## Given exercise
Everything from the line with "What text is on this page?" through the last line of the records below should be copied exactly, both ends included.

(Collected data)

╔══

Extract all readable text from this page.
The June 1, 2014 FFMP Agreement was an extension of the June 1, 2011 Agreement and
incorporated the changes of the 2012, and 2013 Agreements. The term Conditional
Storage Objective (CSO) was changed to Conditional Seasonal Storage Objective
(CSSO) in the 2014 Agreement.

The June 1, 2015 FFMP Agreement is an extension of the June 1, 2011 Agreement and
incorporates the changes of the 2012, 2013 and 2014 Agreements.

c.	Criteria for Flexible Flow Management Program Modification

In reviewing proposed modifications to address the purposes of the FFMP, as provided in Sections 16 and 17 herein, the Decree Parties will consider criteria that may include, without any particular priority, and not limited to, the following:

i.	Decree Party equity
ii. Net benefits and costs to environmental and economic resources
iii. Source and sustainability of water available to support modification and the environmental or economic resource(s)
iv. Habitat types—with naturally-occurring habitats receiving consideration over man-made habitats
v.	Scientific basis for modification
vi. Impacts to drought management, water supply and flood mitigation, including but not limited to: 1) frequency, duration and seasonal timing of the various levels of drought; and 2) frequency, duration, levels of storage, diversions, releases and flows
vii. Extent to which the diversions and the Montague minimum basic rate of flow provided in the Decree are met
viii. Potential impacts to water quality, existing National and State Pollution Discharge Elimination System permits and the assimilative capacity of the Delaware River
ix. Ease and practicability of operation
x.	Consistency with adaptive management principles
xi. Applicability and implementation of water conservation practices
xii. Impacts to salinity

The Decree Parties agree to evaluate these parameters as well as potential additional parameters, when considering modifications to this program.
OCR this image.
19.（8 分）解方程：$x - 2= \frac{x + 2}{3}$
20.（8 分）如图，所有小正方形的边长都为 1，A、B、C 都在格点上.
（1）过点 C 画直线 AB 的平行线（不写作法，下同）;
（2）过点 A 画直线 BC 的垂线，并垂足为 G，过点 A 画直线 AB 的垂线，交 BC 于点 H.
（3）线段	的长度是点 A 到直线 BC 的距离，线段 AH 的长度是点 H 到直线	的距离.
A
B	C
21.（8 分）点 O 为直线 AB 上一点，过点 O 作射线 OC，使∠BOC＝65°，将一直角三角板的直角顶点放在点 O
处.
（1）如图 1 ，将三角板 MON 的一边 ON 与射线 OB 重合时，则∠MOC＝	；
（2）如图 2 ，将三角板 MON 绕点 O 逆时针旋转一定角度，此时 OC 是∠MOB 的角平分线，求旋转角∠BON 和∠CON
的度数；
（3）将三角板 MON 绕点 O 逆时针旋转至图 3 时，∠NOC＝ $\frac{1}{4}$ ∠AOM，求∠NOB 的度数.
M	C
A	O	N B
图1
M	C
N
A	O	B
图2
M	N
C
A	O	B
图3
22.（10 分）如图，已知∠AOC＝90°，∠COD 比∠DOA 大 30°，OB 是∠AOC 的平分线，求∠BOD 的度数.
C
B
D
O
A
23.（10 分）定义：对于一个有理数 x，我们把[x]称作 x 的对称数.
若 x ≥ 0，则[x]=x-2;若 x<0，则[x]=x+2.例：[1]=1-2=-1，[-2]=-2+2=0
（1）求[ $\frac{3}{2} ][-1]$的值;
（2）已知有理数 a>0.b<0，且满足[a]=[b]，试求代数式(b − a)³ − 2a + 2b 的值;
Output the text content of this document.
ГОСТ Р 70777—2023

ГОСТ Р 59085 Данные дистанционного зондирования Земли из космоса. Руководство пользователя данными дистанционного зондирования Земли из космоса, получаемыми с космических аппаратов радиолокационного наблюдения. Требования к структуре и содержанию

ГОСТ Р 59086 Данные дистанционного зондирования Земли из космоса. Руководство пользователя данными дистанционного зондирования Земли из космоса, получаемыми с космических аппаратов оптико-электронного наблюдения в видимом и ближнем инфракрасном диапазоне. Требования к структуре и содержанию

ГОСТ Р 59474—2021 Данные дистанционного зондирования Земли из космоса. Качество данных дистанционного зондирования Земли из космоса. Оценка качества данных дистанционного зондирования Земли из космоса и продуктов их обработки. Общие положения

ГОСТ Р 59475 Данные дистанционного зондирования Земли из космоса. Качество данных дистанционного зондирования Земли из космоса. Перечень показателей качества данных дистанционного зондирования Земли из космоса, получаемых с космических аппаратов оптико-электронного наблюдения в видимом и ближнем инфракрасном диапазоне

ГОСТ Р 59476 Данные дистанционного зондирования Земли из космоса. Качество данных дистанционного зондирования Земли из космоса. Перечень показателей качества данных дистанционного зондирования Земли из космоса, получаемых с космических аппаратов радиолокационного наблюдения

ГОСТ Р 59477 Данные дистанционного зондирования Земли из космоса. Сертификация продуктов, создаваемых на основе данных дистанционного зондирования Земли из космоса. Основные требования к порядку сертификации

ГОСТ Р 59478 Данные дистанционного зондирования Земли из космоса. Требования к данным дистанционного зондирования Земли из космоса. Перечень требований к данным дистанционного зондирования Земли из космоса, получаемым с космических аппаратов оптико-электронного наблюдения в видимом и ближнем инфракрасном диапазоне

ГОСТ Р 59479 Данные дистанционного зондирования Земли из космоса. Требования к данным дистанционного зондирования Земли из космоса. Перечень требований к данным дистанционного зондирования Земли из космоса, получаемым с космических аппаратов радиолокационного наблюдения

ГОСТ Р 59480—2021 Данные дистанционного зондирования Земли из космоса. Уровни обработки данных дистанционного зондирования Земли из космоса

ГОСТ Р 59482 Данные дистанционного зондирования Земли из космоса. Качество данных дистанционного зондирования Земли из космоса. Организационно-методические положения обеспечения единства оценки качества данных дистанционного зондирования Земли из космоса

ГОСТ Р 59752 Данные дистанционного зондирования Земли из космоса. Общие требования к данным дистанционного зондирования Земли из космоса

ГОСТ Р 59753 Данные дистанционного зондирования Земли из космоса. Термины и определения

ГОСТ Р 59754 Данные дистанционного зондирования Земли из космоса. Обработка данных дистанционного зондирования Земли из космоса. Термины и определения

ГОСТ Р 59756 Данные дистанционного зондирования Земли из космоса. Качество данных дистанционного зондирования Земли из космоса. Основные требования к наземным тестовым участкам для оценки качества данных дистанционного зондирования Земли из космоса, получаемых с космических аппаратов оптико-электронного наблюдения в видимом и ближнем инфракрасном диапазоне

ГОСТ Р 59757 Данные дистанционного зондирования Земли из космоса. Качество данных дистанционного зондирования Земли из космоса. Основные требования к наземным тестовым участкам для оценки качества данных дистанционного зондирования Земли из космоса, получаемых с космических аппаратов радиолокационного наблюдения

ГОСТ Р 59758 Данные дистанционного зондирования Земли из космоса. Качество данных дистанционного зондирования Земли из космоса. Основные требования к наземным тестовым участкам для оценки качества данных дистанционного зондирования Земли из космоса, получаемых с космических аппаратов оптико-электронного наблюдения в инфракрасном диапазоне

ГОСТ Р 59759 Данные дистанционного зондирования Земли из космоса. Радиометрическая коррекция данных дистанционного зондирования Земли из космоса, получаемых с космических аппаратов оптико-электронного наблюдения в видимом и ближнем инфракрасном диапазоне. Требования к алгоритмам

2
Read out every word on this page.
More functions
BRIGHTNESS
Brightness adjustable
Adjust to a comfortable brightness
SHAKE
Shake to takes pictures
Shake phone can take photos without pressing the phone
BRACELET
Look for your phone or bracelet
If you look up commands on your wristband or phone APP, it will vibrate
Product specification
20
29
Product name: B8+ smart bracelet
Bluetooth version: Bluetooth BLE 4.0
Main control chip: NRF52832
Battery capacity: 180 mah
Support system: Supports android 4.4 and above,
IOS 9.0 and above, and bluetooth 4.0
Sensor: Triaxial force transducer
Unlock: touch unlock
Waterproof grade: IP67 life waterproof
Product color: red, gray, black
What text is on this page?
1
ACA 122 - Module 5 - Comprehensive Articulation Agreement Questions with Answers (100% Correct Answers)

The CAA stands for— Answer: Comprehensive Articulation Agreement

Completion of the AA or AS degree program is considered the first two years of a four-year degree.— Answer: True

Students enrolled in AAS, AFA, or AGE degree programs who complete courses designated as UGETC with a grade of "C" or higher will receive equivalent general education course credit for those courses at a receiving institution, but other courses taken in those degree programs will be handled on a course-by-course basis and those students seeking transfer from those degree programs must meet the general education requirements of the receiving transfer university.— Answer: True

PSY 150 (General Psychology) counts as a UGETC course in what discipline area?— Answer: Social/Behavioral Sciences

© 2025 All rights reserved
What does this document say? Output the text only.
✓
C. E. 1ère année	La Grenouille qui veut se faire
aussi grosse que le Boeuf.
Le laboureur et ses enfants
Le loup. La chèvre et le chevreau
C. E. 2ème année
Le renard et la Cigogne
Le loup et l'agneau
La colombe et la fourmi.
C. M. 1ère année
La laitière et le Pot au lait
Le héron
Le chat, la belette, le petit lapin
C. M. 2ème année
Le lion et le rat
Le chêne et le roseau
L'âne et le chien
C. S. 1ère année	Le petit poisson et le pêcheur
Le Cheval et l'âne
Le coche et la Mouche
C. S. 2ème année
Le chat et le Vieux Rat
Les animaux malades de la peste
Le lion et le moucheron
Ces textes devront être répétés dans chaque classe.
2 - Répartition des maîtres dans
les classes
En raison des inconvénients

╚══

## Task answer
What text is on this page?
1
ACA 122 - Module 5 - Comprehensive Articulation Agreement Questions with Answers (100% Correct Answers)

The CAA stands for— Answer: Comprehensive Articulation Agreement

Completion of the AA or AS degree program is considered the first two years of a four-year degree.— Answer: True

Students enrolled in AAS, AFA, or AGE degree programs who complete courses designated as UGETC with a grade of "C" or higher will receive equivalent general education course credit for those courses at a receiving institution, but other courses taken in those degree programs will be handled on a course-by-course basis and those students seeking transfer from those degree programs must meet the general education requirements of the receiving transfer university.— Answer: True

PSY 150 (General Psychology) counts as a UGETC course in what discipline area?— Answer: Social/Behavioral Sciences

© 2025 All rights reserved
What does this document say? Output the text only.
✓
C. E. 1ère année	La Grenouille qui veut se faire
aussi grosse que le Boeuf.
Le laboureur et ses enfants
Le loup. La chèvre et le chevreau
C. E. 2ème année
Le renard et la Cigogne
Le loup et l'agneau
La colombe et la fourmi.
C. M. 1ère année
La laitière et le Pot au lait
Le héron
Le chat, la belette, le petit lapin
C. M. 2ème année
Le lion et le rat
Le chêne et le roseau
L'âne et le chien
C. S. 1ère année	Le petit poisson et le pêcheur
Le Cheval et l'âne
Le coche et la Mouche
C. S. 2ème année
Le chat et le Vieux Rat
Les animaux malades de la peste
Le lion et le moucheron
Ces textes devront être répétés dans chaque classe.
2 - Répartition des maîtres dans
les classes
En raison des inconvénients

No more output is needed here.